#### SUPPLIED PASSAGE:
::::::::

The sections of the Beacon State that are particularly important for us are:

# Eth1 , which contains the latest agreed-upon execution layer state.
# Registry , holding the list of validators and their staked balances.
# Slashings , which tracks total slashing amounts per epoch.
# Pariticipation , covering validators' participation in attestations.
# Finality , which provides data regarding finalization status.
# Withdrawals , holding details about the withrawals.

An excellent annotation of the Beacon State, along with its changes across hardforks, is available here. It is highly recommended to review this part of documentation before continuing.

The Ethereum blockchain progresses on a beacon node through a consistent update of the Beacon State. These updates modify state roots, validator lists, attestations, and, finally, the finality status based on new data received from the p2p network. The behavior of the validator state can be described as an interaction with specific parts of the Beacon State.

For a practical look at the Beacon State structure, you can explore its implementations in Lighthouse or Prysm.

[NOTE] In this article, we will frequently refer to the code of a beacon chain validator node. While we cannot fully describe all the underlying logic, we will highlight parts that are most relevant for demonstration purposes. In some cases, we will present code that illustrates various aspects of a validator’s lifecycle, even if it does not directly pertain to actual consensus checks. This is because these parts are often more informative. Sometimes, we will encounter different variants of the implementations of the same actions (“single pass”/“with cache” or "beacon layer"/"execution layer", etc…). For each case, we'll try to focus on the most demonstrative pieces of code.

First, let's discuss the validator entity. The primary identifier of a validator is its public BLS key (example of usage of the pubkey as an identifier is here). Beacon chain validators do not use Ethereum's standard secp256k1 ECDSA signatures (and addresses). Instead, they use BLS signatures. This choice was made because BLS signatures allow the aggregation of multiple signatures into a single signature. This makes it possible to verify hundreds or even thousands of pre-aggregated signatures using just one aggregated signature, significantly improving the efficiency of block "replay". Additionally, the deterministic property of BLS signatures enables their use for pseudorandom shuffling of validators, facilitating the creation of an unpredictable validator schedule (e.g., selecting groups of validators for each slot of the next epoch).

Compared to traditional secp256k1 signatures, BLS signatures are smaller in size and have a fast signing process, though their verification is slower. However, this slower verification is mitigated by the efficiency of signature aggregation. A detailed explanation is available in eth2book here or on the IETF site. There are also numerous articles about BLS signatures, which are widely used in threshold schemes and various consensus algorithms.

::::::::

#### MATERIAL TO PROCESS:

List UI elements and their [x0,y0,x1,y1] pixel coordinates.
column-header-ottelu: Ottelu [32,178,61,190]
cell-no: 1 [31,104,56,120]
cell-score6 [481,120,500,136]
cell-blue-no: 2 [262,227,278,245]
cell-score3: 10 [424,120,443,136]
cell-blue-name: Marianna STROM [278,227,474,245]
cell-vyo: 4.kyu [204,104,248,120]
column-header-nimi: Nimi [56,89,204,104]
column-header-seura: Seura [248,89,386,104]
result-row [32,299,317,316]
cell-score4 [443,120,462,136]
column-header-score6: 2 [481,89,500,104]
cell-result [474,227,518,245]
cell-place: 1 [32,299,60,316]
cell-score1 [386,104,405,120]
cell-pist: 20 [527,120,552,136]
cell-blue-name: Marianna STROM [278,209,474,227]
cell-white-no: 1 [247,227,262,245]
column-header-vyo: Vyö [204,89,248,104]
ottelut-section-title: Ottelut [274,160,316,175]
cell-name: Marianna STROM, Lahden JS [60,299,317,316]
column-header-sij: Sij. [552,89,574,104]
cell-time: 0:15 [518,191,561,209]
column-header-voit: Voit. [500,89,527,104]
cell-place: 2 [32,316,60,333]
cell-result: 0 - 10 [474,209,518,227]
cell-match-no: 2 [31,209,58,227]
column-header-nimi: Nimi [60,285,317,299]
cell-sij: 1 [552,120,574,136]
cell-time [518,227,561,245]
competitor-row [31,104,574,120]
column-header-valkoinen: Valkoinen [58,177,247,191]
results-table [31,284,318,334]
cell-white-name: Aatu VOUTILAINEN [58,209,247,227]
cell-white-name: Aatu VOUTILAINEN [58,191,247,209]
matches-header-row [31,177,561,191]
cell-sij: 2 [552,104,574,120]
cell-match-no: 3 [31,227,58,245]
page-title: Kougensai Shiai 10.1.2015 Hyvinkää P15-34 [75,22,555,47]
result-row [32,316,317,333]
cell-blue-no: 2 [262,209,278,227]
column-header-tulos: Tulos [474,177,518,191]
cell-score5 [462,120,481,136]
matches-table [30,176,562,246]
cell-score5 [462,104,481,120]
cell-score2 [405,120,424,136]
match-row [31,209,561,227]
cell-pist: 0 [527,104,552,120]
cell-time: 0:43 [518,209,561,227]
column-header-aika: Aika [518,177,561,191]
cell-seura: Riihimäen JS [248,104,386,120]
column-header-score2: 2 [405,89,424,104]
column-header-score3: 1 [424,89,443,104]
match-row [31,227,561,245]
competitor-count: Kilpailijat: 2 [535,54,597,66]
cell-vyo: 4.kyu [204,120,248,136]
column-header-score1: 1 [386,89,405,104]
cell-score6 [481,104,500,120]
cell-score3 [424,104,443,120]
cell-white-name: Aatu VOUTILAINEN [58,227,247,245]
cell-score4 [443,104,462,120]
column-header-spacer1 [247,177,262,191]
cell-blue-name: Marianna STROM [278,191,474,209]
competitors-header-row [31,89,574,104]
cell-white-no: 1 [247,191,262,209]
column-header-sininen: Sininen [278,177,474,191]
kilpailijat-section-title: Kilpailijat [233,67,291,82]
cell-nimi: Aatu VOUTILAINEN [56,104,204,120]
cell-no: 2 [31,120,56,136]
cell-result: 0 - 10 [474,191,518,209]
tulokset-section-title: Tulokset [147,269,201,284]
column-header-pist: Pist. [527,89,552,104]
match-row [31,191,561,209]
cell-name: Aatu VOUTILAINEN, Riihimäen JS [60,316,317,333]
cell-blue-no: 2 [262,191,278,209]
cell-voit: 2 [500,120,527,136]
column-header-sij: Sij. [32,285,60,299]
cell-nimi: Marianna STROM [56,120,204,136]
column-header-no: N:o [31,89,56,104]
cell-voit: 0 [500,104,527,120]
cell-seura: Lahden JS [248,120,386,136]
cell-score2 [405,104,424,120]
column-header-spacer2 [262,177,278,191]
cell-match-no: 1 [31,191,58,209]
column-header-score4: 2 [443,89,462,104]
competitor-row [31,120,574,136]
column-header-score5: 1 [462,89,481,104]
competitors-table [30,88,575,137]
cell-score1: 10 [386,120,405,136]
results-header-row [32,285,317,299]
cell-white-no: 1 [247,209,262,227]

::::::::

#### PROBLEMS TO WORK ON:
(a) Repeat word for word the part of the Beacon State passage that opens with the words "# Registry , holding" and closes with "about the withrawals.".
(b) In the rows, from the first one through the line that contains "column-header-tulos: Tulos [474,177,518,191]", replace "cell-blue-name" with "cell-blue-competitor" and give back only those lines, with everything else left as it is.
The Beacon State passage and the rows are separate, unrelated material.

#### SOLUTIONS PER TASK:
(a)
# Registry , holding the list of validators and their staked balances.
# Slashings , which tracks total slashing amounts per epoch.
# Pariticipation , covering validators' participation in attestations.
# Finality , which provides data regarding finalization status.
# Withdrawals , holding details about the withrawals.

(b)
List UI elements and their [x0,y0,x1,y1] pixel coordinates.
column-header-ottelu: Ottelu [32,178,61,190]
cell-no: 1 [31,104,56,120]
cell-score6 [481,120,500,136]
cell-blue-no: 2 [262,227,278,245]
cell-score3: 10 [424,120,443,136]
cell-blue-competitor: Marianna STROM [278,227,474,245]
cell-vyo: 4.kyu [204,104,248,120]
column-header-nimi: Nimi [56,89,204,104]
column-header-seura: Seura [248,89,386,104]
result-row [32,299,317,316]
cell-score4 [443,120,462,136]
column-header-score6: 2 [481,89,500,104]
cell-result [474,227,518,245]
cell-place: 1 [32,299,60,316]
cell-score1 [386,104,405,120]
cell-pist: 20 [527,120,552,136]
cell-blue-competitor: Marianna STROM [278,209,474,227]
cell-white-no: 1 [247,227,262,245]
column-header-vyo: Vyö [204,89,248,104]
ottelut-section-title: Ottelut [274,160,316,175]
cell-name: Marianna STROM, Lahden JS [60,299,317,316]
column-header-sij: Sij. [552,89,574,104]
cell-time: 0:15 [518,191,561,209]
column-header-voit: Voit. [500,89,527,104]
cell-place: 2 [32,316,60,333]
cell-result: 0 - 10 [474,209,518,227]
cell-match-no: 2 [31,209,58,227]
column-header-nimi: Nimi [60,285,317,299]
cell-sij: 1 [552,120,574,136]
cell-time [518,227,561,245]
competitor-row [31,104,574,120]
column-header-valkoinen: Valkoinen [58,177,247,191]
results-table [31,284,318,334]
cell-white-name: Aatu VOUTILAINEN [58,209,247,227]
cell-white-name: Aatu VOUTILAINEN [58,191,247,209]
matches-header-row [31,177,561,191]
cell-sij: 2 [552,104,574,120]
cell-match-no: 3 [31,227,58,245]
page-title: Kougensai Shiai 10.1.2015 Hyvinkää P15-34 [75,22,555,47]
result-row [32,316,317,333]
cell-blue-no: 2 [262,209,278,227]
column-header-tulos: Tulos [474,177,518,191]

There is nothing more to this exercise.